# [RECORDS TO PROCESS]
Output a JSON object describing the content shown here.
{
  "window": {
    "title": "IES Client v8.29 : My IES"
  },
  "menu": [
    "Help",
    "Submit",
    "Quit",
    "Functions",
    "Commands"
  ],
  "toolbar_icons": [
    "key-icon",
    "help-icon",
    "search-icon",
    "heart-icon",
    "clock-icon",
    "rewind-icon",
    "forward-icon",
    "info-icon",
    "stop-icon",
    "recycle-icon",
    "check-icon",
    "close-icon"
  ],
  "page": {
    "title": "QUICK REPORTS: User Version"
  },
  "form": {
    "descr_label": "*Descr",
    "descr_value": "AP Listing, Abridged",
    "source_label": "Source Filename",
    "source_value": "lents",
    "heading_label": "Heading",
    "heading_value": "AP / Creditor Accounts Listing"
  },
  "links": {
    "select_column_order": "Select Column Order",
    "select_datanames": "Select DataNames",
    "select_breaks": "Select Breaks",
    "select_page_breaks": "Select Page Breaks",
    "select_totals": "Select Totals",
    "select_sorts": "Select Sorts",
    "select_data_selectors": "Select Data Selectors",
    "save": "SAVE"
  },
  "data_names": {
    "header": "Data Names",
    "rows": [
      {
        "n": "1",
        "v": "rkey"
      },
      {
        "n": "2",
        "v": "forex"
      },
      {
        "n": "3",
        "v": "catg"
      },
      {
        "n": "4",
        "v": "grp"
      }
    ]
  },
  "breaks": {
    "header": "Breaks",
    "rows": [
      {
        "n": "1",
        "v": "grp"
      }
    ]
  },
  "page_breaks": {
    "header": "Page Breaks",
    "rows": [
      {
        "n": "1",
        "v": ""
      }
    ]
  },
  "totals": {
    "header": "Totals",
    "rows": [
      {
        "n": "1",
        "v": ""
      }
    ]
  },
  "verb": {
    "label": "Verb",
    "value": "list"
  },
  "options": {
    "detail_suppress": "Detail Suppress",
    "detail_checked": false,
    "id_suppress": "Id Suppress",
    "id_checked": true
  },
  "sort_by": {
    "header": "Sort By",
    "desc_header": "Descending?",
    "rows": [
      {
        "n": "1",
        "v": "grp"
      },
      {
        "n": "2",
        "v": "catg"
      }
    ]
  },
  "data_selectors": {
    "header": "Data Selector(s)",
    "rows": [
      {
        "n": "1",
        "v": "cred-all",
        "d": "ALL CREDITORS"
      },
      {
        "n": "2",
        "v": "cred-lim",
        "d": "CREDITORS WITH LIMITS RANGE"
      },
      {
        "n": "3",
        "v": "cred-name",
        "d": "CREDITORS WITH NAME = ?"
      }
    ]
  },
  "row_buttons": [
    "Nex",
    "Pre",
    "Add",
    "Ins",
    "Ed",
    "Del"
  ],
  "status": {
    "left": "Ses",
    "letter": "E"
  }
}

# [EXERCISE INSTRUCTIONS]
Nothing in the data may differ; print all of it exactly as written.

# [TASK RESULT]
Output a JSON object describing the content shown here.
{
  "window": {
    "title": "IES Client v8.29 : My IES"
  },
  "menu": [
    "Help",
    "Submit",
    "Quit",
    "Functions",
    "Commands"
  ],
  "toolbar_icons": [
    "key-icon",
    "help-icon",
    "search-icon",
    "heart-icon",
    "clock-icon",
    "rewind-icon",
    "forward-icon",
    "info-icon",
    "stop-icon",
    "recycle-icon",
    "check-icon",
    "close-icon"
  ],
  "page": {
    "title": "QUICK REPORTS: User Version"
  },
  "form": {
    "descr_label": "*Descr",
    "descr_value": "AP Listing, Abridged",
    "source_label": "Source Filename",
    "source_value": "lents",
    "heading_label": "Heading",
    "heading_value": "AP / Creditor Accounts Listing"
  },
  "links": {
    "select_column_order": "Select Column Order",
    "select_datanames": "Select DataNames",
    "select_breaks": "Select Breaks",
    "select_page_breaks": "Select Page Breaks",
    "select_totals": "Select Totals",
    "select_sorts": "Select Sorts",
    "select_data_selectors": "Select Data Selectors",
    "save": "SAVE"
  },
  "data_names": {
    "header": "Data Names",
    "rows": [
      {
        "n": "1",
        "v": "rkey"
      },
      {
        "n": "2",
        "v": "forex"
      },
      {
        "n": "3",
        "v": "catg"
      },
      {
        "n": "4",
        "v": "grp"
      }
    ]
  },
  "breaks": {
    "header": "Breaks",
    "rows": [
      {
        "n": "1",
        "v": "grp"
      }
    ]
  },
  "page_breaks": {
    "header": "Page Breaks",
    "rows": [
      {
        "n": "1",
        "v": ""
      }
    ]
  },
  "totals": {
    "header": "Totals",
    "rows": [
      {
        "n": "1",
        "v": ""
      }
    ]
  },
  "verb": {
    "label": "Verb",
    "value": "list"
  },
  "options": {
    "detail_suppress": "Detail Suppress",
    "detail_checked": false,
    "id_suppress": "Id Suppress",
    "id_checked": true
  },
  "sort_by": {
    "header": "Sort By",
    "desc_header": "Descending?",
    "rows": [
      {
        "n": "1",
        "v": "grp"
      },
      {
        "n": "2",
        "v": "catg"
      }
    ]
  },
  "data_selectors": {
    "header": "Data Selector(s)",
    "rows": [
      {
        "n": "1",
        "v": "cred-all",
        "d": "ALL CREDITORS"
      },
      {
        "n": "2",
        "v": "cred-lim",
        "d": "CREDITORS WITH LIMITS RANGE"
      },
      {
        "n": "3",
        "v": "cred-name",
        "d": "CREDITORS WITH NAME = ?"
      }
    ]
  },
  "row_buttons": [
    "Nex",
    "Pre",
    "Add",
    "Ins",
    "Ed",
    "Del"
  ],
  "status": {
    "left": "Ses",
    "letter": "E"
  }
}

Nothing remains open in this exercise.